What to produce: Lines with "Fiber": state how many there are in the records below, and nothing else.

[Dataset rows about figures]
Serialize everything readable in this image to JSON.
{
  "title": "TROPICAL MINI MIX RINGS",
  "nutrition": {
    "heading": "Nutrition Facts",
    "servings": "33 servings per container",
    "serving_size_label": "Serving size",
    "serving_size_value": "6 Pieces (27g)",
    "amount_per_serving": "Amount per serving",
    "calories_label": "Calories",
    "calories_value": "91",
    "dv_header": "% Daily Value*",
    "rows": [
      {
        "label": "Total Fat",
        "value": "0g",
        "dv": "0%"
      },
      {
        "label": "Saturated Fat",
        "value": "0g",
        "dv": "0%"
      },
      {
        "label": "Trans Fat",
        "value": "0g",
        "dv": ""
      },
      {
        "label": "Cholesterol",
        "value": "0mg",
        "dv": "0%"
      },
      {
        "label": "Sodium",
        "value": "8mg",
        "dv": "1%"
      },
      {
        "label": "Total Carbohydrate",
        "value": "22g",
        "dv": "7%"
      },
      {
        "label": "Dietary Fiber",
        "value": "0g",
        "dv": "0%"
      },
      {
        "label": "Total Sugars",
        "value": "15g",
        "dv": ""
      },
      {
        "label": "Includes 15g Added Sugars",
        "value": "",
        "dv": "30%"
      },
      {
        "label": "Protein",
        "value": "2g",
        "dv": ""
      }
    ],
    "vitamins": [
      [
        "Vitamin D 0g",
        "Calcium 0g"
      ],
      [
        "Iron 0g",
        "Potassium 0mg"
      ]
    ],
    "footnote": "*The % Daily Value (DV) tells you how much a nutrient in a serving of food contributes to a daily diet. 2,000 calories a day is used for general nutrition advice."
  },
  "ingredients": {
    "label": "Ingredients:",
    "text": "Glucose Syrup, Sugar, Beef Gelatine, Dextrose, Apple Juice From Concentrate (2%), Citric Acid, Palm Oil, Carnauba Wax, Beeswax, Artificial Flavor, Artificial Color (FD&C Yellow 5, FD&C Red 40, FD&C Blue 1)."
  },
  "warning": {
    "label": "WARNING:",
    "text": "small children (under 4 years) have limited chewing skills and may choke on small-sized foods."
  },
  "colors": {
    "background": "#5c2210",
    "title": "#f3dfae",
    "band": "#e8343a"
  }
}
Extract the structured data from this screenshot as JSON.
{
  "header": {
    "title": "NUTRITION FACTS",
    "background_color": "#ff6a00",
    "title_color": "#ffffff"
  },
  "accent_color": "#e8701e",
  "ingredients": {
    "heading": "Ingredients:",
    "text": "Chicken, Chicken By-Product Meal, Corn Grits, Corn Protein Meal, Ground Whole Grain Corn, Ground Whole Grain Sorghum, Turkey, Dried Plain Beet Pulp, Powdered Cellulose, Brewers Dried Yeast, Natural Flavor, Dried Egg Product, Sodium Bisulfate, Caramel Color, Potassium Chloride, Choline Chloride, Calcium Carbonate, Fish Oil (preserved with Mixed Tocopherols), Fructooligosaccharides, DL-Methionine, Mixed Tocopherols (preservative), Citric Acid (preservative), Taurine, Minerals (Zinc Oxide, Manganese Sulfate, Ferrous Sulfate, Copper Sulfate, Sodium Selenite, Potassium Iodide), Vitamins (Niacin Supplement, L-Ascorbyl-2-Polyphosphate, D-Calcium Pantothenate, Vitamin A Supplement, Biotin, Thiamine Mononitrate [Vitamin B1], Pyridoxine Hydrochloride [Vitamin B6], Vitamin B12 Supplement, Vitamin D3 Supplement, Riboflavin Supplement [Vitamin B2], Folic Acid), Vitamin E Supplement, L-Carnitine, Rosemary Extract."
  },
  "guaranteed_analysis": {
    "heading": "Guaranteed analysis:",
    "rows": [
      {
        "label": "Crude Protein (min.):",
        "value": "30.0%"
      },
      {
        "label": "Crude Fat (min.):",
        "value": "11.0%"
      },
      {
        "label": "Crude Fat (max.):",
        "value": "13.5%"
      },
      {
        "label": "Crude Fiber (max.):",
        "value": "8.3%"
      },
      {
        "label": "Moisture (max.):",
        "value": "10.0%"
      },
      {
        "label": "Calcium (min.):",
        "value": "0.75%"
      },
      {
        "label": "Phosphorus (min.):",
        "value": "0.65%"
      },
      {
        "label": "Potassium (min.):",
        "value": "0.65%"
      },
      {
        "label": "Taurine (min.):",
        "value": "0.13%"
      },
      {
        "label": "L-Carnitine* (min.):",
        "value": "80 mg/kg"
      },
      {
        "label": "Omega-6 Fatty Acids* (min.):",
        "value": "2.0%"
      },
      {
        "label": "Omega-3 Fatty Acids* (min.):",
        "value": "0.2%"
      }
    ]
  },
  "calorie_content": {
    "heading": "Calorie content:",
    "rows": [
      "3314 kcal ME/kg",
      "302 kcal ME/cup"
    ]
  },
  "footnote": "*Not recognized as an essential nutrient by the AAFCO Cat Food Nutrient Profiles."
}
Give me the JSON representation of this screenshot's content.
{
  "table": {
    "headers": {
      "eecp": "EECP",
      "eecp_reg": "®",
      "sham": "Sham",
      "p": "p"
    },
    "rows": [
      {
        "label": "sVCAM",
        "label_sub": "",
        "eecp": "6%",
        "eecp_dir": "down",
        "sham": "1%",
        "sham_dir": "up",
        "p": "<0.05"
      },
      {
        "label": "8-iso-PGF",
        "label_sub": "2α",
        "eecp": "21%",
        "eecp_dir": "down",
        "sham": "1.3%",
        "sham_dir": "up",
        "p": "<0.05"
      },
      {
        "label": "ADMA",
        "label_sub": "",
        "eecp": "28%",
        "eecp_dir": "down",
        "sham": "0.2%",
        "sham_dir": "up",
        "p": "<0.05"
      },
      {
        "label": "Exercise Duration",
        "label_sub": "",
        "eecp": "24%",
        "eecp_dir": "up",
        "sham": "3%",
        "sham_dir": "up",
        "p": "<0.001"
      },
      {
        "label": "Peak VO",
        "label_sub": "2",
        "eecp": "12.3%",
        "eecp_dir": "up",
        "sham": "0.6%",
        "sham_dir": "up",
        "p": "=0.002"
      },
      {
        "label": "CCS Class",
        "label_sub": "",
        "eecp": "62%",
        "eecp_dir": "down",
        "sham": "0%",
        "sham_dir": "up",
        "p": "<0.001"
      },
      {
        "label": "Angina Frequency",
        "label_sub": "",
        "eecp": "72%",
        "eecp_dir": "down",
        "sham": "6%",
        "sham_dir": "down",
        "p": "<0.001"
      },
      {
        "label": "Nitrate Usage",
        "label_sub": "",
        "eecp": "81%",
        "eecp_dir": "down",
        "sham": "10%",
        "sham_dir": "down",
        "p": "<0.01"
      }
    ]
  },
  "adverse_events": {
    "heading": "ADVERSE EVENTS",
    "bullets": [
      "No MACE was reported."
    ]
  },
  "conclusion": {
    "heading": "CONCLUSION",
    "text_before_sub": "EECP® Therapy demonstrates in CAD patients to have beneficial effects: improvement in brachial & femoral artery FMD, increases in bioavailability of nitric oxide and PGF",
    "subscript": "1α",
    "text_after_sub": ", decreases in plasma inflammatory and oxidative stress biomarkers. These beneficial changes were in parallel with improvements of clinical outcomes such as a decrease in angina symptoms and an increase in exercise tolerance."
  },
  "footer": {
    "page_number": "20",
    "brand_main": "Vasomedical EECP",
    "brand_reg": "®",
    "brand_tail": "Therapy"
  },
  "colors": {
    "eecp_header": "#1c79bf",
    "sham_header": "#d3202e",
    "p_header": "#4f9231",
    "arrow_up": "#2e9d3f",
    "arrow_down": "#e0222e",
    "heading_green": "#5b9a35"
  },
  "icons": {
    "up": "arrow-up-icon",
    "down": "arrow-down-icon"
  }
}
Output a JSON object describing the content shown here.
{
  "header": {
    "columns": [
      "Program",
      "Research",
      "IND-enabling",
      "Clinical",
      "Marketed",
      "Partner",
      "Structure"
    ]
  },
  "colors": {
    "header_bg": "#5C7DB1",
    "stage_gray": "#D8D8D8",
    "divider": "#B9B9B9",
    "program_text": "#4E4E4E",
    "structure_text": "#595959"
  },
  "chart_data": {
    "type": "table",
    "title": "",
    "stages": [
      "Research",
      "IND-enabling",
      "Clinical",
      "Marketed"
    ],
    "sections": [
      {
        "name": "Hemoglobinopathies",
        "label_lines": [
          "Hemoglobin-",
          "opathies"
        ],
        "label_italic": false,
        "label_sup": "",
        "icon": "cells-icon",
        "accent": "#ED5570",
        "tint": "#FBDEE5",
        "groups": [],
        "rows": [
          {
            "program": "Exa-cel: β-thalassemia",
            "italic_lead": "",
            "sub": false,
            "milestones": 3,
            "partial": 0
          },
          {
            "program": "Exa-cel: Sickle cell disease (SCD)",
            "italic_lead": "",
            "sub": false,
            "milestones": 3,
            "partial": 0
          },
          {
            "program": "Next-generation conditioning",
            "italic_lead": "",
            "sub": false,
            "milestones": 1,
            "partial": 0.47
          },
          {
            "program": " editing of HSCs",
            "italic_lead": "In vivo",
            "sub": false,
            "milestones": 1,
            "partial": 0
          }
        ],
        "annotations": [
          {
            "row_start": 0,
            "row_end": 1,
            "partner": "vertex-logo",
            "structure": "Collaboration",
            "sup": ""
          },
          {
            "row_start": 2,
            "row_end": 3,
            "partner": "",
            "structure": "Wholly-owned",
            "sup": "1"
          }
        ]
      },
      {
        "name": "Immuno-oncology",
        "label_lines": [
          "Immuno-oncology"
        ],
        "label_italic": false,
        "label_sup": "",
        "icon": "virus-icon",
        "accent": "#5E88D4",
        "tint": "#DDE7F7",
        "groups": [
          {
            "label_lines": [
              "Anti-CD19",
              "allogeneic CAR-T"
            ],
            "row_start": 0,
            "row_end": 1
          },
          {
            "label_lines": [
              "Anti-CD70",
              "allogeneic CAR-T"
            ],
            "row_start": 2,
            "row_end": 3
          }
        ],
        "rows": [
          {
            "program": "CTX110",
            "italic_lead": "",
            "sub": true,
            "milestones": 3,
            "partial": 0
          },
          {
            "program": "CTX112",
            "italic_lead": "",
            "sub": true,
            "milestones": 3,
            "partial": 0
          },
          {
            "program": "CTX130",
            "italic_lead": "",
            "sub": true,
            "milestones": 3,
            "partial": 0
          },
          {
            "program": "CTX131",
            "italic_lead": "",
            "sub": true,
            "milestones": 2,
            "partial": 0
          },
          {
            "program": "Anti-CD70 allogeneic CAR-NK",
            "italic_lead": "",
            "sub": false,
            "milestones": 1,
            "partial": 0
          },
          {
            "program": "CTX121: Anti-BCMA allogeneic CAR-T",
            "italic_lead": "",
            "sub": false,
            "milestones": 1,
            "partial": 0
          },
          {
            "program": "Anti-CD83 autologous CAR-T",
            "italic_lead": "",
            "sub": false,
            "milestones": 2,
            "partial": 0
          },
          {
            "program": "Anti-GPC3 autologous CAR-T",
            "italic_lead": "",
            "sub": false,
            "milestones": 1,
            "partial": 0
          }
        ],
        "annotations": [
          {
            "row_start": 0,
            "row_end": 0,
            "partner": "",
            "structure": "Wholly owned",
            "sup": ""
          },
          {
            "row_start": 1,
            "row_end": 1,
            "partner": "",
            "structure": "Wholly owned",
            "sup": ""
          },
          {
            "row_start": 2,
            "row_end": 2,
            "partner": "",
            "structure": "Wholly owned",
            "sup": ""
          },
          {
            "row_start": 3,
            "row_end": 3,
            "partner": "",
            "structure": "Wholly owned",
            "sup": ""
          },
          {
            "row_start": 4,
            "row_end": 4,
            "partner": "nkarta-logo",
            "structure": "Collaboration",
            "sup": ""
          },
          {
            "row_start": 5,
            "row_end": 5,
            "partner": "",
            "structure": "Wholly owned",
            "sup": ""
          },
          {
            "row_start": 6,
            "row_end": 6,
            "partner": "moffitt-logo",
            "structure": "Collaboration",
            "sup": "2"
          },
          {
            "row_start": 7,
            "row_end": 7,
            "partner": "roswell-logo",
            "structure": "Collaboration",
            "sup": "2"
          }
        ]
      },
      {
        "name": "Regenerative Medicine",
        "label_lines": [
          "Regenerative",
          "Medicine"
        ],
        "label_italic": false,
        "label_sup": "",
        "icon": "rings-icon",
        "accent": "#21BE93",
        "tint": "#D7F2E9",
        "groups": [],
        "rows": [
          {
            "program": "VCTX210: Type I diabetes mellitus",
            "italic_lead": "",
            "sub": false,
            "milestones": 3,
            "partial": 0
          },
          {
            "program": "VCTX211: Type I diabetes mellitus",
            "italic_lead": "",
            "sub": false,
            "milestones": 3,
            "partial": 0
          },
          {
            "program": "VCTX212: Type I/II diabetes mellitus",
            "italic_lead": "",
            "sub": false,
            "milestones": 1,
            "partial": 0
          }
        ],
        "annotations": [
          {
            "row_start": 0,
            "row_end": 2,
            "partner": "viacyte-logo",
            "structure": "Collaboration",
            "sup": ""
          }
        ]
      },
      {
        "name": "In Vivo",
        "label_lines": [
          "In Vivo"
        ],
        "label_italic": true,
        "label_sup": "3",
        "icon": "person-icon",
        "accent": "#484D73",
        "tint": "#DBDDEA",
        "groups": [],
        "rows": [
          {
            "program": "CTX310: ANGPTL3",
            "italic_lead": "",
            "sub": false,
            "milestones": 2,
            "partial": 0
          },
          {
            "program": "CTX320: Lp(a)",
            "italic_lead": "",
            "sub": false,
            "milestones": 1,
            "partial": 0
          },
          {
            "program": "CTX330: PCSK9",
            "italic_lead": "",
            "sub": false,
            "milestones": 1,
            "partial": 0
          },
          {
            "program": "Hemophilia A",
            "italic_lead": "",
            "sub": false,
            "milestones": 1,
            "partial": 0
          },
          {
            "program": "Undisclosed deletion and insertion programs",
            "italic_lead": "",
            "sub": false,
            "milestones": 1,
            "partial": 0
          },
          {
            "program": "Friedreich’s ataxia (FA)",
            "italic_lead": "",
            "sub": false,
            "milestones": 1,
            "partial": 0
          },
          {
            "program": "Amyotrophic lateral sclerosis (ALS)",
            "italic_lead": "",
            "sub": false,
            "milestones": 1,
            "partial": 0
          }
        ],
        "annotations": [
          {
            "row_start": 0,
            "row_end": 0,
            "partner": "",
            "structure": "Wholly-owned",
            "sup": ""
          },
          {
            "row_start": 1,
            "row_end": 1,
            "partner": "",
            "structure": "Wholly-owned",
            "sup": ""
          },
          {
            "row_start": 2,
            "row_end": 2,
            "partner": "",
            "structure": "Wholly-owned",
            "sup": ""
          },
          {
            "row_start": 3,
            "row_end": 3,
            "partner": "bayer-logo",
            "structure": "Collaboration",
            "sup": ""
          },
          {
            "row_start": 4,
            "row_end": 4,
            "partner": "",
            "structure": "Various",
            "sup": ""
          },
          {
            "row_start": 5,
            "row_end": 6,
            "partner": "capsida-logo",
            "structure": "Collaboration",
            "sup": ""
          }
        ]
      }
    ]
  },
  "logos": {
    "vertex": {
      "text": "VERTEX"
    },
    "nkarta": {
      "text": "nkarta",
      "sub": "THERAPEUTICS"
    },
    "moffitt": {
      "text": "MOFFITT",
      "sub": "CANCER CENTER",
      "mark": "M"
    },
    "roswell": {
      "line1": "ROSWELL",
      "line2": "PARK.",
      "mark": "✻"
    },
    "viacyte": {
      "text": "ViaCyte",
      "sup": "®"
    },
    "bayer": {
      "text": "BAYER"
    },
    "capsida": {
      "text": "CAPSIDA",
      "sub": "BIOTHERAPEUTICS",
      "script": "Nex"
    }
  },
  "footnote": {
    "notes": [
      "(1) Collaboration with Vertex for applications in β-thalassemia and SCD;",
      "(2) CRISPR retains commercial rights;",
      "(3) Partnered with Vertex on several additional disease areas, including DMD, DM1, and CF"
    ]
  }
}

Completed task: 2